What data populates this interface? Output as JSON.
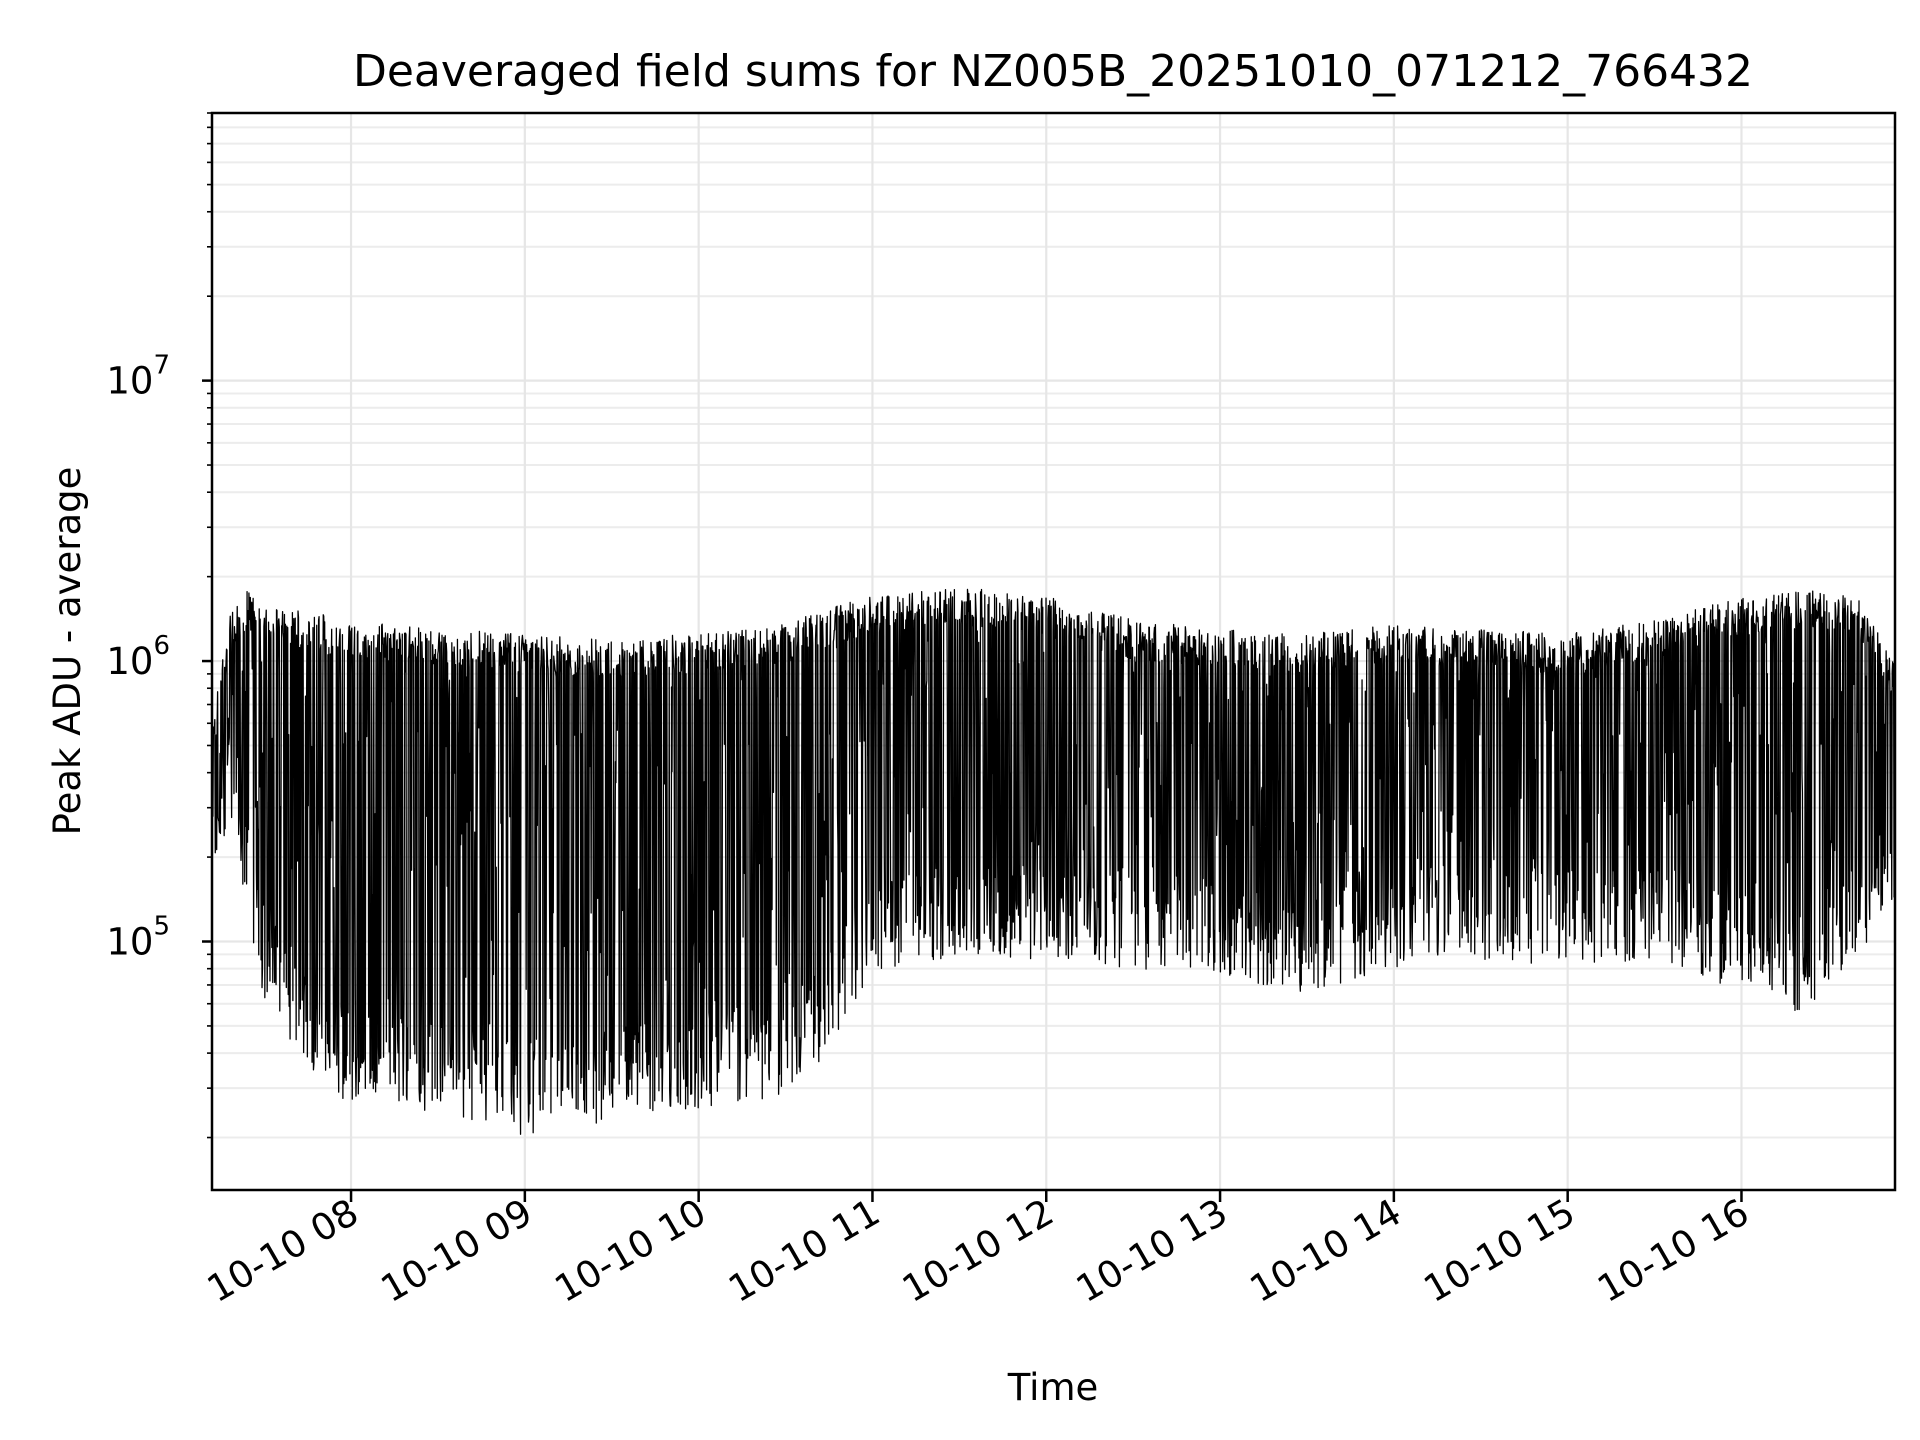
{
  "chart_data": {
    "type": "line",
    "title": "Deaveraged field sums for NZ005B_20251010_071212_766432",
    "xlabel": "Time",
    "ylabel": "Peak ADU - average",
    "yscale": "log",
    "grid": true,
    "grid_minor": true,
    "xlim": [
      "2025-10-10 07:12",
      "2025-10-10 16:53"
    ],
    "ylim": [
      13000,
      90000000
    ],
    "x_tick_labels": [
      {
        "value": "2025-10-10 08:00",
        "label": "10-10 08"
      },
      {
        "value": "2025-10-10 09:00",
        "label": "10-10 09"
      },
      {
        "value": "2025-10-10 10:00",
        "label": "10-10 10"
      },
      {
        "value": "2025-10-10 11:00",
        "label": "10-10 11"
      },
      {
        "value": "2025-10-10 12:00",
        "label": "10-10 12"
      },
      {
        "value": "2025-10-10 13:00",
        "label": "10-10 13"
      },
      {
        "value": "2025-10-10 14:00",
        "label": "10-10 14"
      },
      {
        "value": "2025-10-10 15:00",
        "label": "10-10 15"
      },
      {
        "value": "2025-10-10 16:00",
        "label": "10-10 16"
      }
    ],
    "y_ticks": [
      {
        "value": 100000,
        "base": "10",
        "exp": "5"
      },
      {
        "value": 1000000,
        "base": "10",
        "exp": "6"
      },
      {
        "value": 10000000,
        "base": "10",
        "exp": "7"
      }
    ],
    "series": [
      {
        "color": "#000000",
        "style": "dense oscillating line",
        "envelope": [
          {
            "x": "2025-10-10 07:12",
            "low": 190000,
            "high": 600000
          },
          {
            "x": "2025-10-10 07:18",
            "low": 250000,
            "high": 1500000
          },
          {
            "x": "2025-10-10 07:24",
            "low": 130000,
            "high": 1800000
          },
          {
            "x": "2025-10-10 07:30",
            "low": 60000,
            "high": 1600000
          },
          {
            "x": "2025-10-10 07:45",
            "low": 35000,
            "high": 1500000
          },
          {
            "x": "2025-10-10 08:00",
            "low": 25000,
            "high": 1400000
          },
          {
            "x": "2025-10-10 08:30",
            "low": 25000,
            "high": 1300000
          },
          {
            "x": "2025-10-10 09:00",
            "low": 20000,
            "high": 1250000
          },
          {
            "x": "2025-10-10 09:30",
            "low": 22000,
            "high": 1200000
          },
          {
            "x": "2025-10-10 10:00",
            "low": 25000,
            "high": 1250000
          },
          {
            "x": "2025-10-10 10:30",
            "low": 28000,
            "high": 1350000
          },
          {
            "x": "2025-10-10 10:45",
            "low": 40000,
            "high": 1550000
          },
          {
            "x": "2025-10-10 11:00",
            "low": 75000,
            "high": 1700000
          },
          {
            "x": "2025-10-10 11:30",
            "low": 90000,
            "high": 1850000
          },
          {
            "x": "2025-10-10 12:00",
            "low": 85000,
            "high": 1700000
          },
          {
            "x": "2025-10-10 12:30",
            "low": 80000,
            "high": 1400000
          },
          {
            "x": "2025-10-10 13:00",
            "low": 75000,
            "high": 1300000
          },
          {
            "x": "2025-10-10 13:30",
            "low": 65000,
            "high": 1250000
          },
          {
            "x": "2025-10-10 14:00",
            "low": 80000,
            "high": 1350000
          },
          {
            "x": "2025-10-10 14:30",
            "low": 85000,
            "high": 1300000
          },
          {
            "x": "2025-10-10 15:00",
            "low": 80000,
            "high": 1250000
          },
          {
            "x": "2025-10-10 15:30",
            "low": 85000,
            "high": 1400000
          },
          {
            "x": "2025-10-10 16:00",
            "low": 65000,
            "high": 1700000
          },
          {
            "x": "2025-10-10 16:20",
            "low": 55000,
            "high": 1800000
          },
          {
            "x": "2025-10-10 16:40",
            "low": 85000,
            "high": 1700000
          },
          {
            "x": "2025-10-10 16:53",
            "low": 130000,
            "high": 1000000
          }
        ]
      }
    ]
  }
}
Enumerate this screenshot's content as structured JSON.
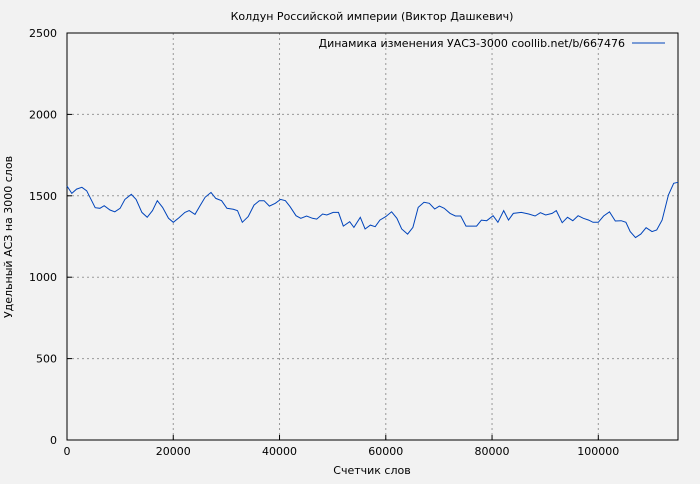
{
  "chart_data": {
    "type": "line",
    "title": "Колдун Российской империи (Виктор Дашкевич)",
    "xlabel": "Счетчик слов",
    "ylabel": "Удельный АСЗ на 3000 слов",
    "xlim": [
      0,
      115000
    ],
    "ylim": [
      0,
      2500
    ],
    "xticks": [
      0,
      20000,
      40000,
      60000,
      80000,
      100000
    ],
    "yticks": [
      0,
      500,
      1000,
      1500,
      2000,
      2500
    ],
    "grid": true,
    "legend_position": "top-right",
    "line_color": "#0044bb",
    "series": [
      {
        "name": "Динамика изменения УАСЗ-3000 coollib.net/b/667476",
        "x": [
          0,
          900,
          1800,
          2800,
          3700,
          5300,
          6200,
          7000,
          8100,
          9000,
          10000,
          10900,
          12100,
          13000,
          14100,
          15100,
          16100,
          17000,
          18000,
          19100,
          20000,
          21100,
          22200,
          23000,
          24100,
          25000,
          26000,
          27100,
          28000,
          29100,
          30100,
          31300,
          32100,
          33000,
          34100,
          35200,
          36200,
          37100,
          38100,
          39200,
          40200,
          41100,
          42000,
          43100,
          44000,
          45100,
          46200,
          47000,
          48100,
          48900,
          50100,
          51100,
          52000,
          53200,
          54000,
          55200,
          56100,
          57100,
          58000,
          58900,
          60000,
          61100,
          62100,
          63000,
          64100,
          65100,
          66100,
          67200,
          68200,
          69200,
          70100,
          71000,
          72100,
          73100,
          74100,
          75100,
          77100,
          78000,
          79000,
          80200,
          81100,
          82200,
          83100,
          84000,
          85500,
          86900,
          88100,
          89100,
          90100,
          91300,
          92100,
          93200,
          94200,
          95200,
          96200,
          97200,
          98200,
          99000,
          100000,
          101000,
          102100,
          103200,
          104300,
          105200,
          106000,
          107000,
          108000,
          109000,
          110100,
          111000,
          112000,
          113200,
          114200,
          115000
        ],
        "y": [
          1560,
          1515,
          1541,
          1552,
          1531,
          1427,
          1423,
          1439,
          1413,
          1402,
          1423,
          1478,
          1509,
          1478,
          1398,
          1368,
          1409,
          1470,
          1429,
          1362,
          1337,
          1366,
          1398,
          1409,
          1386,
          1437,
          1491,
          1521,
          1484,
          1470,
          1423,
          1417,
          1409,
          1337,
          1372,
          1443,
          1470,
          1470,
          1437,
          1454,
          1478,
          1470,
          1433,
          1378,
          1362,
          1376,
          1362,
          1357,
          1388,
          1382,
          1398,
          1398,
          1314,
          1341,
          1306,
          1368,
          1296,
          1320,
          1310,
          1351,
          1372,
          1402,
          1362,
          1296,
          1265,
          1306,
          1429,
          1460,
          1454,
          1419,
          1437,
          1423,
          1392,
          1376,
          1376,
          1314,
          1314,
          1351,
          1347,
          1378,
          1337,
          1409,
          1351,
          1392,
          1398,
          1388,
          1376,
          1396,
          1382,
          1392,
          1409,
          1335,
          1368,
          1347,
          1378,
          1362,
          1351,
          1337,
          1337,
          1376,
          1402,
          1345,
          1347,
          1337,
          1280,
          1243,
          1265,
          1304,
          1280,
          1290,
          1351,
          1505,
          1577,
          1583
        ]
      }
    ]
  }
}
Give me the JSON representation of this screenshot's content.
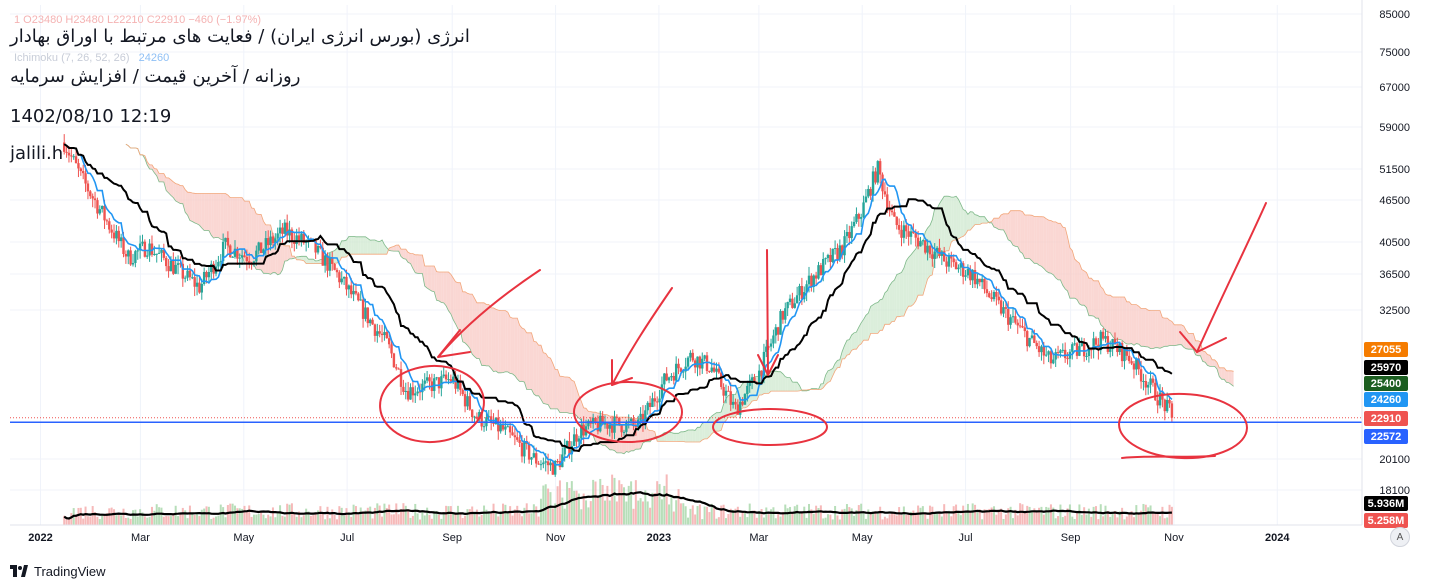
{
  "header": {
    "title_line1": "انرژی (بورس انرژی ایران) / فعایت های مرتبط با اوراق بهادار",
    "title_line2": "روزانه / آخرین قیمت / افزایش سرمایه",
    "datetime": "1402/08/10 12:19",
    "author": "jalili.h",
    "ohlc": "1  O23480  H23480  L22210  C22910  −460 (−1.97%)",
    "ichimoku_label": "Ichimoku (7, 26, 52, 26)",
    "ichimoku_value": "24260"
  },
  "footer": {
    "brand": "TradingView",
    "scale_button": "A"
  },
  "colors": {
    "up": "#26a69a",
    "down": "#ef5350",
    "tenkan": "#2196f3",
    "kijun": "#000000",
    "cloud_bear": "#f8c9c4",
    "cloud_bull": "#cfe8cf",
    "hline": "#2962ff",
    "annotation": "#e8333f"
  },
  "chart_data": {
    "type": "candlestick",
    "x_axis_labels": [
      "2022",
      "Mar",
      "May",
      "Jul",
      "Sep",
      "Nov",
      "2023",
      "Mar",
      "May",
      "Jul",
      "Sep",
      "Nov",
      "2024"
    ],
    "y_axis_labels": [
      "85000",
      "75000",
      "67000",
      "59000",
      "51500",
      "46500",
      "40500",
      "36500",
      "32500",
      "20100",
      "18100"
    ],
    "y_scale": "log",
    "price_labels": [
      {
        "value": "27055",
        "color": "#f57c00"
      },
      {
        "value": "25970",
        "color": "#000000"
      },
      {
        "value": "25400",
        "color": "#1b5e20"
      },
      {
        "value": "24260",
        "color": "#2196f3"
      },
      {
        "value": "22910",
        "color": "#ef5350"
      },
      {
        "value": "22572",
        "color": "#2962ff"
      },
      {
        "value": "5.936M",
        "color": "#000000"
      },
      {
        "value": "5.258M",
        "color": "#ef5350"
      }
    ],
    "horizontal_line": 22572,
    "last_close": 22910,
    "price_path": [
      {
        "t": "2022-01-15",
        "close": 56000
      },
      {
        "t": "2022-01-25",
        "close": 50000
      },
      {
        "t": "2022-02-10",
        "close": 43000
      },
      {
        "t": "2022-02-22",
        "close": 38500
      },
      {
        "t": "2022-03-05",
        "close": 40000
      },
      {
        "t": "2022-03-20",
        "close": 37500
      },
      {
        "t": "2022-04-05",
        "close": 35000
      },
      {
        "t": "2022-04-20",
        "close": 40000
      },
      {
        "t": "2022-05-05",
        "close": 38500
      },
      {
        "t": "2022-05-25",
        "close": 42000
      },
      {
        "t": "2022-06-10",
        "close": 40000
      },
      {
        "t": "2022-06-25",
        "close": 36500
      },
      {
        "t": "2022-07-10",
        "close": 32500
      },
      {
        "t": "2022-07-25",
        "close": 29000
      },
      {
        "t": "2022-08-05",
        "close": 25000
      },
      {
        "t": "2022-08-20",
        "close": 25500
      },
      {
        "t": "2022-09-01",
        "close": 26000
      },
      {
        "t": "2022-09-15",
        "close": 23000
      },
      {
        "t": "2022-10-01",
        "close": 22000
      },
      {
        "t": "2022-10-20",
        "close": 20000
      },
      {
        "t": "2022-11-01",
        "close": 19500
      },
      {
        "t": "2022-11-15",
        "close": 22000
      },
      {
        "t": "2022-12-01",
        "close": 22500
      },
      {
        "t": "2022-12-20",
        "close": 22300
      },
      {
        "t": "2023-01-05",
        "close": 26000
      },
      {
        "t": "2023-01-20",
        "close": 28000
      },
      {
        "t": "2023-02-01",
        "close": 27000
      },
      {
        "t": "2023-02-15",
        "close": 23500
      },
      {
        "t": "2023-03-01",
        "close": 26500
      },
      {
        "t": "2023-03-15",
        "close": 32000
      },
      {
        "t": "2023-04-01",
        "close": 36000
      },
      {
        "t": "2023-04-20",
        "close": 40000
      },
      {
        "t": "2023-05-01",
        "close": 45000
      },
      {
        "t": "2023-05-10",
        "close": 51500
      },
      {
        "t": "2023-05-20",
        "close": 43000
      },
      {
        "t": "2023-06-05",
        "close": 40500
      },
      {
        "t": "2023-06-20",
        "close": 38000
      },
      {
        "t": "2023-07-05",
        "close": 36500
      },
      {
        "t": "2023-07-20",
        "close": 33000
      },
      {
        "t": "2023-08-05",
        "close": 30000
      },
      {
        "t": "2023-08-20",
        "close": 27500
      },
      {
        "t": "2023-09-05",
        "close": 28500
      },
      {
        "t": "2023-09-20",
        "close": 29500
      },
      {
        "t": "2023-10-05",
        "close": 28000
      },
      {
        "t": "2023-10-20",
        "close": 25000
      },
      {
        "t": "2023-11-01",
        "close": 22910
      }
    ]
  }
}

---------------

For the listing above, identify each line bearing "content".

- [Problem solution]:
Enumerate this screenshot's content as structured JSON.
Give me the JSON representation of this screenshot's content.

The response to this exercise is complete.